== EXCERPT

Here are tips on how to identify, eliminate, and control the squash vine borer.
What are Squash Vine Borers?
It can be so disappointing when your squash is thriving and suddenly starts to wilt. This is the squash vine borer.
The plants wilt because larvae is boring within the lower part of the stems. Look for holes and green to orange-yellow sawdust-like frass (droppings).
They attack squash, zucchini, pumpkins, and gourds. They prefer Hubbard squash and are not as fond of butternut squash. Cucumbers and melons are not usually an issue.
The borers overwinter in soil as pupae in cocoons. When the adult clearwing moths emerge in early to midsummer, they lay eggs singly or in small groups at the base of stems. The eggs will hatch within 1 to 2 weeks after being laid. The larvae will then bore into stems to feed for about 2 to 4 weeks; sometimes they may also bore into the fruit. In northern areas, there is one generation per year; in southern areas, there may be 2 generations.
If caught early, it's possible to save the plant. If caught after the eggs hatch, it may be too late. Controlling the squash vine borer is mainly about prevention.
How to Identify Squash Vine Borers
The eggs are tiny, flat, oval, and brown. If you slit open a stem lengthwise with a fine, sharp knife, you will see the borer larva, which has a fat, white, wrinkled body and brown head; it can grow to about an inch long.
The adult is a moth about ½ inch long that looks a bit like a wasp with a black body, marked with orange-red. The hind wings are transparent and the front wings are metallic green.

====
== MATERIAL

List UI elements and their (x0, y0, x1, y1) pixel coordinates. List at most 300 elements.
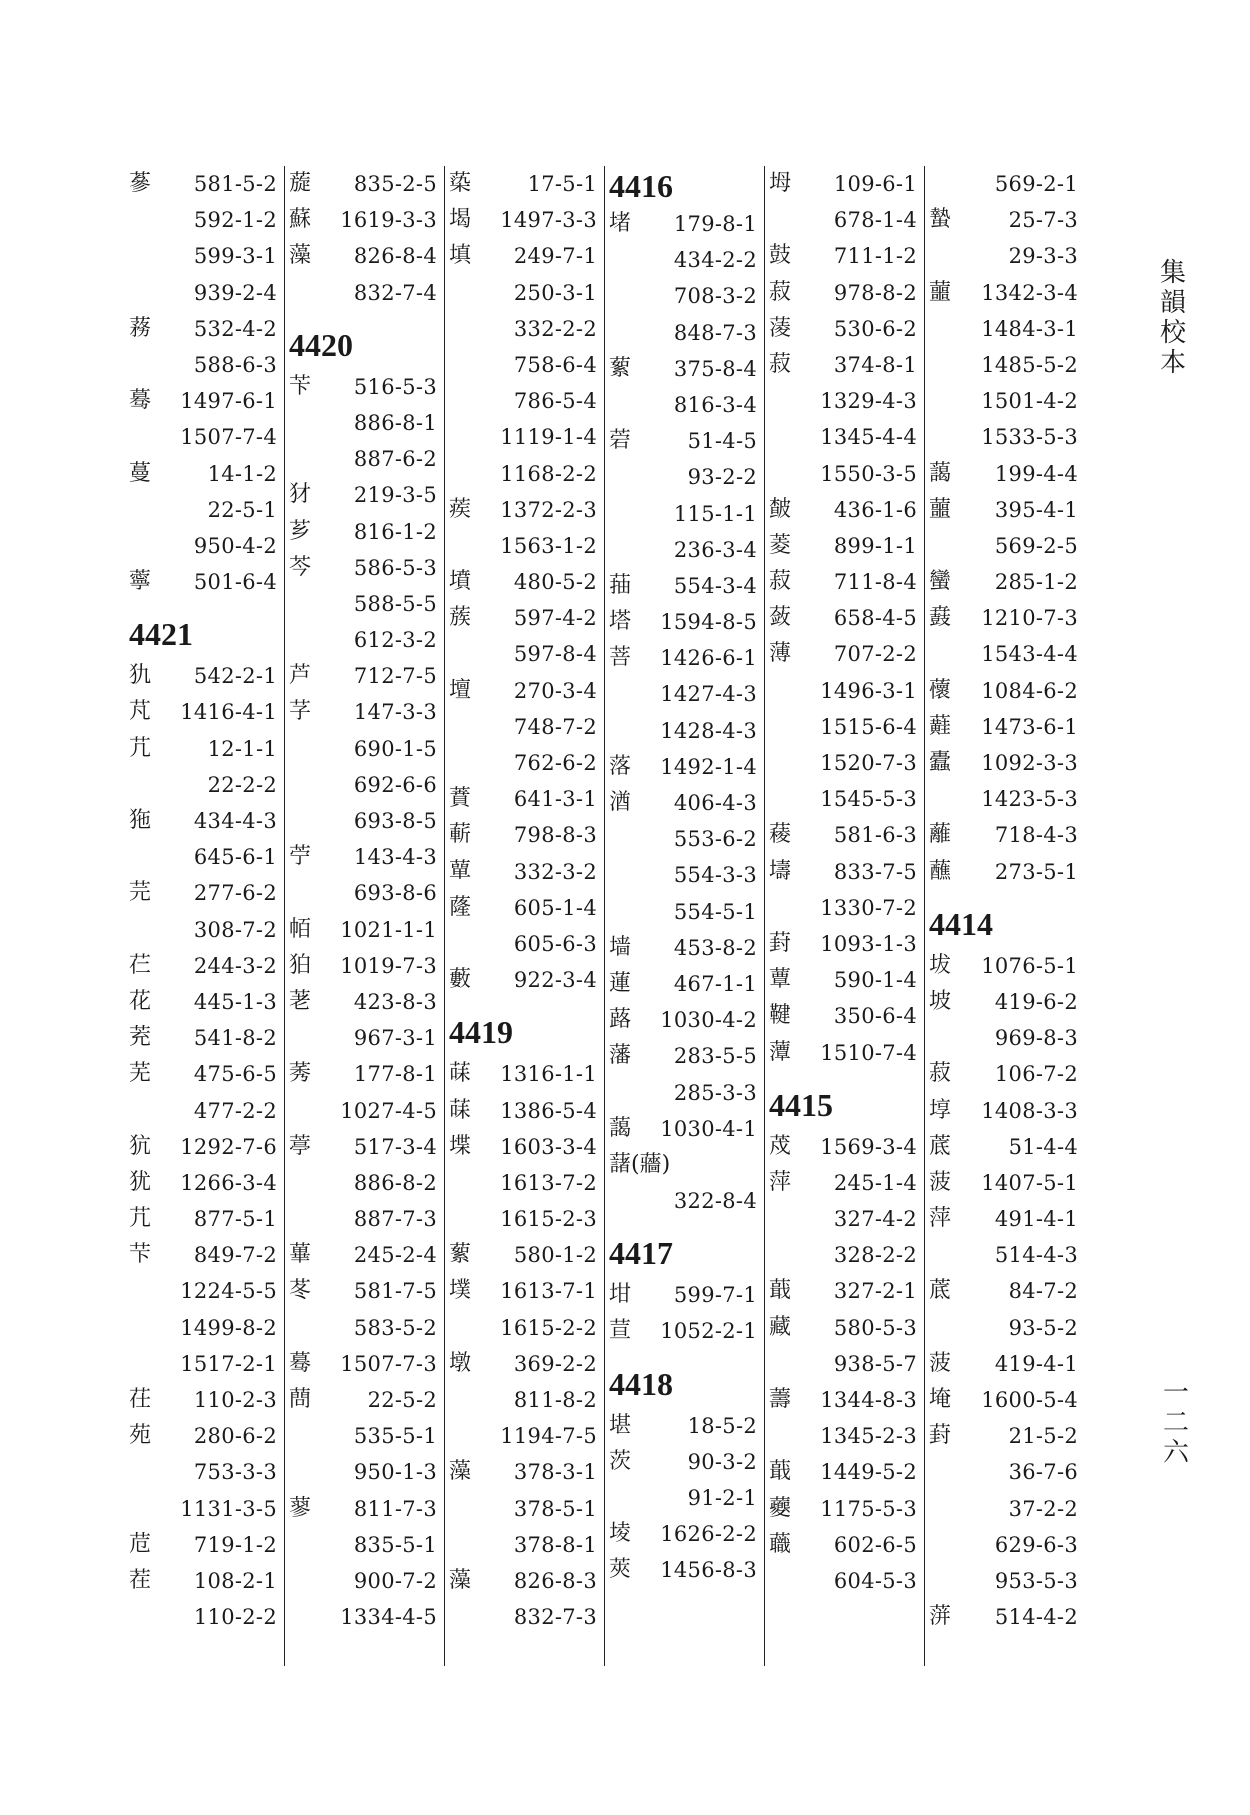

====

• WHAT TO WORK ON
A – Decide whether each statement below agrees with the squash vine borer text above. Answer yes or no for each, and quote the words of the text that decide it.
(i) Squash vine borers prefer butternut squash to Hubbard squash.
(ii) The borers spend the winter in the soil as pupae in cocoons.
(iii) The eggs hatch within 1 to 2 weeks after they are laid.
B – Duplicate the squash vine borer text from "If caught early, it's" down to "mainly about prevention.", both included, with no changes.

• ANSWERS GIVEN
A –
(i) No: "They prefer Hubbard squash and are not as fond of butternut squash."
(ii) Yes: "The borers overwinter in soil as pupae in cocoons."
(iii) Yes: "The eggs will hatch within 1 to 2 weeks after being laid."

B –
If caught early, it's possible to save the plant. If caught after the eggs hatch, it may be too late. Controlling the squash vine borer is mainly about prevention.